**GIVEN INSTRUCTION A:** Copy the passage about memories of Canada word for word, in full.

**DOCUMENT EXCERPT:**
I wonder if he still has a feel for Canada, and ask him what impressions remain. He answers, as always, with the certainty of a television newsreader. There is no pause for thought. “Oh, I remember the snow. I very much miss a real Canadian winter. Another impression is the compartmentalization of life. I really had no contact whatever with the French-Canadian community. I remember as a small child in Montreal being asked by my teacher along with my classmates to identify ourselves by nationality. Most said Irish or Scottish or English. I said Polish. The only kid who said he was Canadian was the only French Canadian in the class of 20.” There emerges a sympathy, a regret for the Quebec cultural dilemma. “We were terribly remote from the French culture of the province. And, unfortunately, in the social sense, we had a feeling of hierarchy.”

**DATA SHOWN:**
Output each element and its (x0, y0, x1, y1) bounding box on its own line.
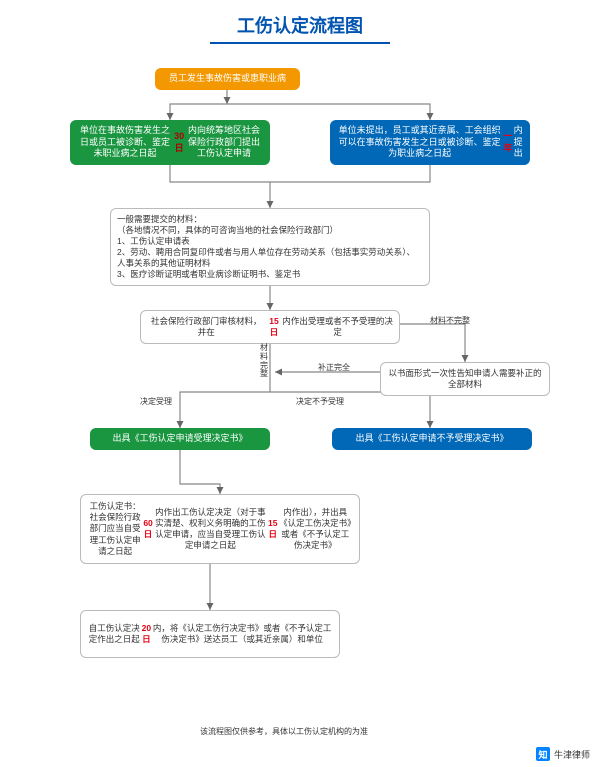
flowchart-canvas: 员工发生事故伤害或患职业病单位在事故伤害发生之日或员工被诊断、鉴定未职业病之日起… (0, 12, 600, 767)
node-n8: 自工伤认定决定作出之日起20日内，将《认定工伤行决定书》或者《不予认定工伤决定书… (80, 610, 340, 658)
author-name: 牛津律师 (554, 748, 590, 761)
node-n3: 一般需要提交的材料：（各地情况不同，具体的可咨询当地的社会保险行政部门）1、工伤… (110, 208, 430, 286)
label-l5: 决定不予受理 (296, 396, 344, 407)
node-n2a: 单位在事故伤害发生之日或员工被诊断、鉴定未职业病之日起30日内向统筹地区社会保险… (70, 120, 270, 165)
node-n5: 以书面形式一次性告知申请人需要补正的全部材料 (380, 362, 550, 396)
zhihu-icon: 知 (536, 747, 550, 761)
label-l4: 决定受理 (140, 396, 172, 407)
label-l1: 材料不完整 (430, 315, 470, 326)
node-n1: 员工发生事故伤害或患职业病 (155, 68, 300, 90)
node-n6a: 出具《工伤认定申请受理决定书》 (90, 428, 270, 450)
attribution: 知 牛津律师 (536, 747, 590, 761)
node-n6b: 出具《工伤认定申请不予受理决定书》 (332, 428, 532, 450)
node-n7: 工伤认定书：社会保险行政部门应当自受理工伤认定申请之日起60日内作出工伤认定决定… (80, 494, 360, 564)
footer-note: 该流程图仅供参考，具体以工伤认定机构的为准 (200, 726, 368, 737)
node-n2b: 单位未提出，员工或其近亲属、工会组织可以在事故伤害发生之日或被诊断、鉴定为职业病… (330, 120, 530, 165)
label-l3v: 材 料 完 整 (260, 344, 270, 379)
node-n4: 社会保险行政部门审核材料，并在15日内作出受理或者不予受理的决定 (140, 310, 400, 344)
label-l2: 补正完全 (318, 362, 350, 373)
---
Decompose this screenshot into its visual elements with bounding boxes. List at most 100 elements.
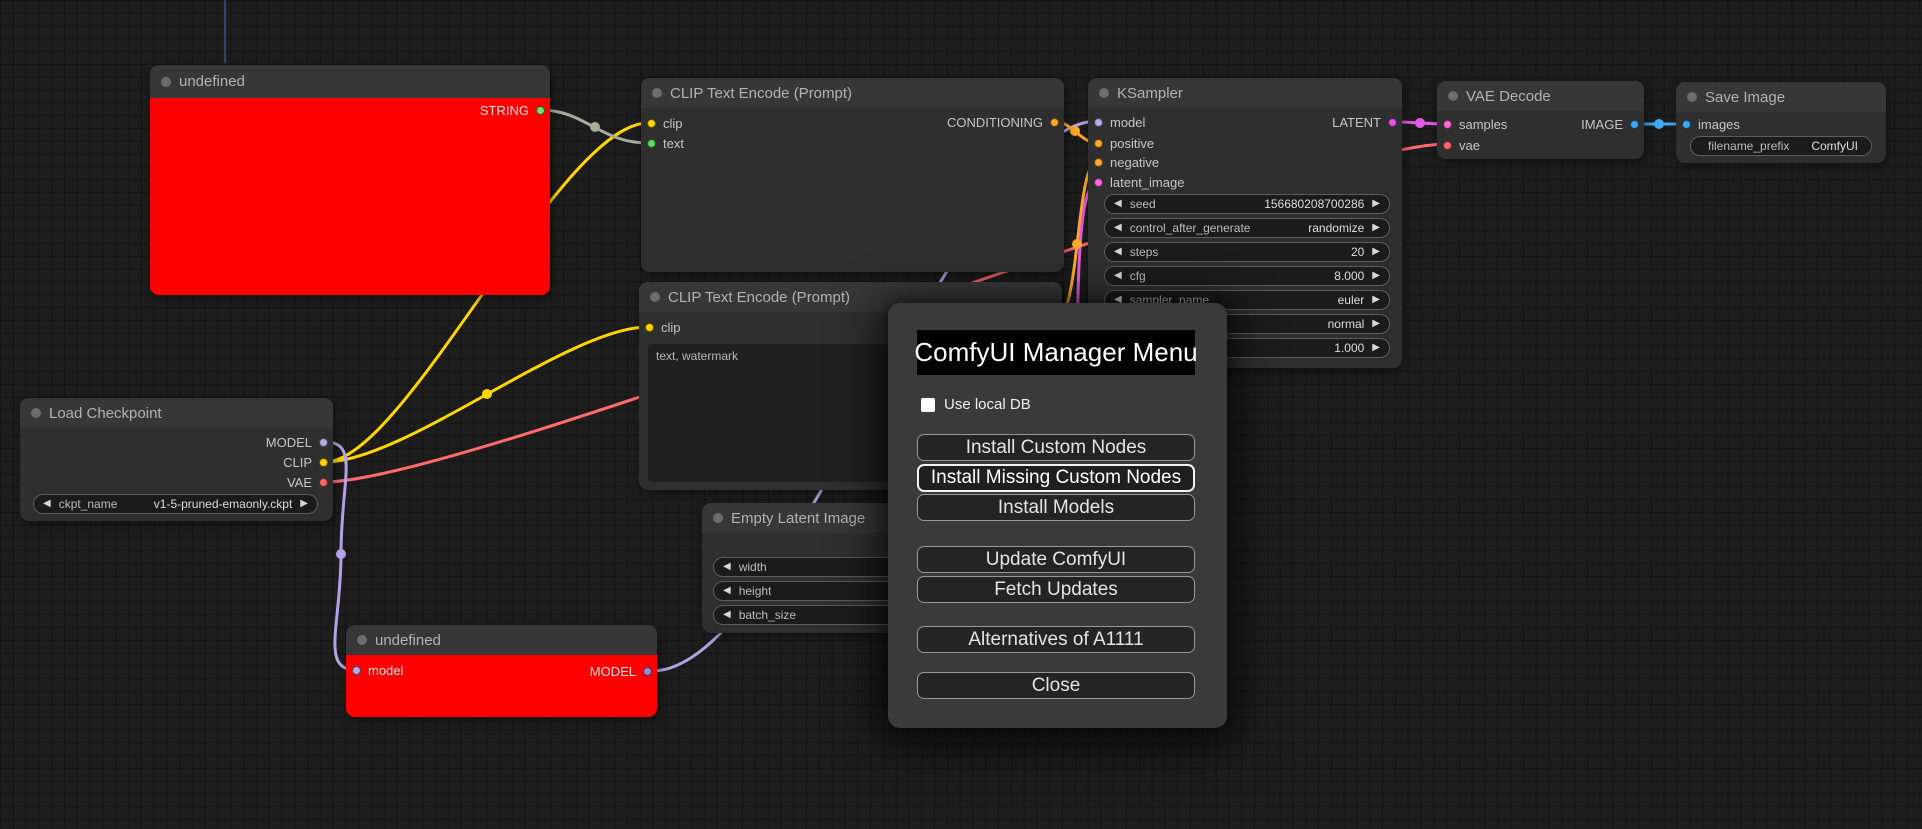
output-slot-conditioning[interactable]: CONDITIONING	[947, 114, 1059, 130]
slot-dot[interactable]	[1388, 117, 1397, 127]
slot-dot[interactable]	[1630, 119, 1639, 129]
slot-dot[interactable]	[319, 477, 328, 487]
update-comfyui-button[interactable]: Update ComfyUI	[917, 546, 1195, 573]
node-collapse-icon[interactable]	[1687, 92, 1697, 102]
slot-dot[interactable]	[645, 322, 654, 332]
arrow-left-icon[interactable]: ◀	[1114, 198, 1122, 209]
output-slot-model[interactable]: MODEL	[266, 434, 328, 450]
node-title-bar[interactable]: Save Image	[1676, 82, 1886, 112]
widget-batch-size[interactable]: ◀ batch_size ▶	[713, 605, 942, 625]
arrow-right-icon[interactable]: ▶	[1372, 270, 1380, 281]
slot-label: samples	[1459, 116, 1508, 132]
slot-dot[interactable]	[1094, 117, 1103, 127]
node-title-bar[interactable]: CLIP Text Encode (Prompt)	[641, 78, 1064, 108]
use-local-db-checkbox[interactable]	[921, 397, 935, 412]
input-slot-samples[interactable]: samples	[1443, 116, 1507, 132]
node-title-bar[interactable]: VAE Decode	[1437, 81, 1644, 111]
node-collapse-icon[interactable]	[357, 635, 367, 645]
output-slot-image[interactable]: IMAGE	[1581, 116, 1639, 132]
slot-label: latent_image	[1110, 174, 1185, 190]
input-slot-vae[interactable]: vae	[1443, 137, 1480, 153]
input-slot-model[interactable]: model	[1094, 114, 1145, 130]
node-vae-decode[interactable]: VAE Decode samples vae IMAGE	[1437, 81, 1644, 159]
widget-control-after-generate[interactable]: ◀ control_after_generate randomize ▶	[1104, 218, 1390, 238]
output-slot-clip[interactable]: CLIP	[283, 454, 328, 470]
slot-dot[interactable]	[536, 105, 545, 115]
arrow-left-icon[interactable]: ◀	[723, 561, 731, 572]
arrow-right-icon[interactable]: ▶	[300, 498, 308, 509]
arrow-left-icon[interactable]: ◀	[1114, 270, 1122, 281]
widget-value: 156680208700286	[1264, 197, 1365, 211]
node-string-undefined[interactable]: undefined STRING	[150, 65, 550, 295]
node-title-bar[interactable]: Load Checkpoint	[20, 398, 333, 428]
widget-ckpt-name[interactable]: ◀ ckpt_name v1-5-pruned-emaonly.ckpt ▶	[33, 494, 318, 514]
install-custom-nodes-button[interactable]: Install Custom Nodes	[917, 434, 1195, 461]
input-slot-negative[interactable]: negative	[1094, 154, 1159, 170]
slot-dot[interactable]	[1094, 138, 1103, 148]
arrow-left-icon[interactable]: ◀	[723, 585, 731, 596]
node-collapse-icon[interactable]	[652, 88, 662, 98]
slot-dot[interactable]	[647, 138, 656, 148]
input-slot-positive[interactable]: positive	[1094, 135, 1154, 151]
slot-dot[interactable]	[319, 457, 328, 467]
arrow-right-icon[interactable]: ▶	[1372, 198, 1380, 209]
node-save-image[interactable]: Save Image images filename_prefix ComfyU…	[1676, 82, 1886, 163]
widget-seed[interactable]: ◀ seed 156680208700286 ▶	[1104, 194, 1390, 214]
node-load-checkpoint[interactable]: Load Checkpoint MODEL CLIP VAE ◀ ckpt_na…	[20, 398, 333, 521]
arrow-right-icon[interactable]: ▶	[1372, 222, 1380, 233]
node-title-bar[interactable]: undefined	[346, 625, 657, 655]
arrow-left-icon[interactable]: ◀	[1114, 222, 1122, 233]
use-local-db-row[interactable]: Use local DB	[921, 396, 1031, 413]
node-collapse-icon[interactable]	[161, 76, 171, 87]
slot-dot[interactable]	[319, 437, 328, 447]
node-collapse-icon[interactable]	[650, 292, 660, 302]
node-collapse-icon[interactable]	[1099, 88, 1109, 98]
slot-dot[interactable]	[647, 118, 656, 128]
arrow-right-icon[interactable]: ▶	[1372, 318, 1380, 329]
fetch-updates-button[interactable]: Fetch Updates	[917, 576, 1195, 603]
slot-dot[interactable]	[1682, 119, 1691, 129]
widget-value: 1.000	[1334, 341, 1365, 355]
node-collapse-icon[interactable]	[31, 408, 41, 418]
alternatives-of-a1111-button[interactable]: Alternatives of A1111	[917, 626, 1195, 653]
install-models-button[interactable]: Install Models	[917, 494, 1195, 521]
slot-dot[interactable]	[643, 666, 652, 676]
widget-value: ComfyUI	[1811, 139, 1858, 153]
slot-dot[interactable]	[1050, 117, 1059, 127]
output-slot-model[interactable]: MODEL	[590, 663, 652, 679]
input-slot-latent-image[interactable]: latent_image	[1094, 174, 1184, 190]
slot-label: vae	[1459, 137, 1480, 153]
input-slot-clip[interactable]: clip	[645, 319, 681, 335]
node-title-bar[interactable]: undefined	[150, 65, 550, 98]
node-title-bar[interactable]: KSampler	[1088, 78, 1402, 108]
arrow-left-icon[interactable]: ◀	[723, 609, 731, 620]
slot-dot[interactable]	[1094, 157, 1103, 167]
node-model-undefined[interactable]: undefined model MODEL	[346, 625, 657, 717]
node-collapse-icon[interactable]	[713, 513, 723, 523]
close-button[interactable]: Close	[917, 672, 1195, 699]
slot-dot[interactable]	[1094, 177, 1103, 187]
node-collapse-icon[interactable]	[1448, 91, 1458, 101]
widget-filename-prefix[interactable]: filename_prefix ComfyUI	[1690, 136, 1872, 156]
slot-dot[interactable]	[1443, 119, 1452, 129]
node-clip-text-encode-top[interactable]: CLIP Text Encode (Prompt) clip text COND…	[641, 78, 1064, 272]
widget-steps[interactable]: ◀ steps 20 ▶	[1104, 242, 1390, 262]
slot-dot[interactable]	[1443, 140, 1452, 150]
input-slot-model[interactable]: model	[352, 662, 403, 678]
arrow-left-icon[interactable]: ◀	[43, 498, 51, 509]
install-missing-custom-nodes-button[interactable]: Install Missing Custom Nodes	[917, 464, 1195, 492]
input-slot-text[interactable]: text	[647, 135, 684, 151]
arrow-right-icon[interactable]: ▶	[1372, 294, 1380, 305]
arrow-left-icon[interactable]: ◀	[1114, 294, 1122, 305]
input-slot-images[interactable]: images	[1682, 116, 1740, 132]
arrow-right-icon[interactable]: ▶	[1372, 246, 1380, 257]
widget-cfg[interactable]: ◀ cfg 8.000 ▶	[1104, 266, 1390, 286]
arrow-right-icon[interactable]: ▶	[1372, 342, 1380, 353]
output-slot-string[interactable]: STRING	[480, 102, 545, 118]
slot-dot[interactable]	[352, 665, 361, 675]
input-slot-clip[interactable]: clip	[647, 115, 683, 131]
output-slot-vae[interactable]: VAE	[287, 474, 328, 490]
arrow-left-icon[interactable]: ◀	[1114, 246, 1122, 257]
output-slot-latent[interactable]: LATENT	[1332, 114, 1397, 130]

**GIVEN INSTRUCTION B:** Repeat the lines of the records starting at the line that contains "12, 600, 767)" and ending at the line that contains "label-l5: 决定不予受理 (296, 396, 344, 407)", both included, and nothing else.

**EXERCISE RESULT A:**
I wonder if he still has a feel for Canada, and ask him what impressions remain. He answers, as always, with the certainty of a television newsreader. There is no pause for thought. “Oh, I remember the snow. I very much miss a real Canadian winter. Another impression is the compartmentalization of life. I really had no contact whatever with the French-Canadian community. I remember as a small child in Montreal being asked by my teacher along with my classmates to identify ourselves by nationality. Most said Irish or Scottish or English. I said Polish. The only kid who said he was Canadian was the only French Canadian in the class of 20.” There emerges a sympathy, a regret for the Quebec cultural dilemma. “We were terribly remote from the French culture of the province. And, unfortunately, in the social sense, we had a feeling of hierarchy.”

**EXERCISE RESULT B:**
flowchart-canvas: 员工发生事故伤害或患职业病单位在事故伤害发生之日或员工被诊断、鉴定未职业病之日起… (0, 12, 600, 767)
node-n8: 自工伤认定决定作出之日起20日内，将《认定工伤行决定书》或者《不予认定工伤决定书… (80, 610, 340, 658)
author-name: 牛津律师 (554, 748, 590, 761)
node-n3: 一般需要提交的材料：（各地情况不同，具体的可咨询当地的社会保险行政部门）1、工伤… (110, 208, 430, 286)
label-l5: 决定不予受理 (296, 396, 344, 407)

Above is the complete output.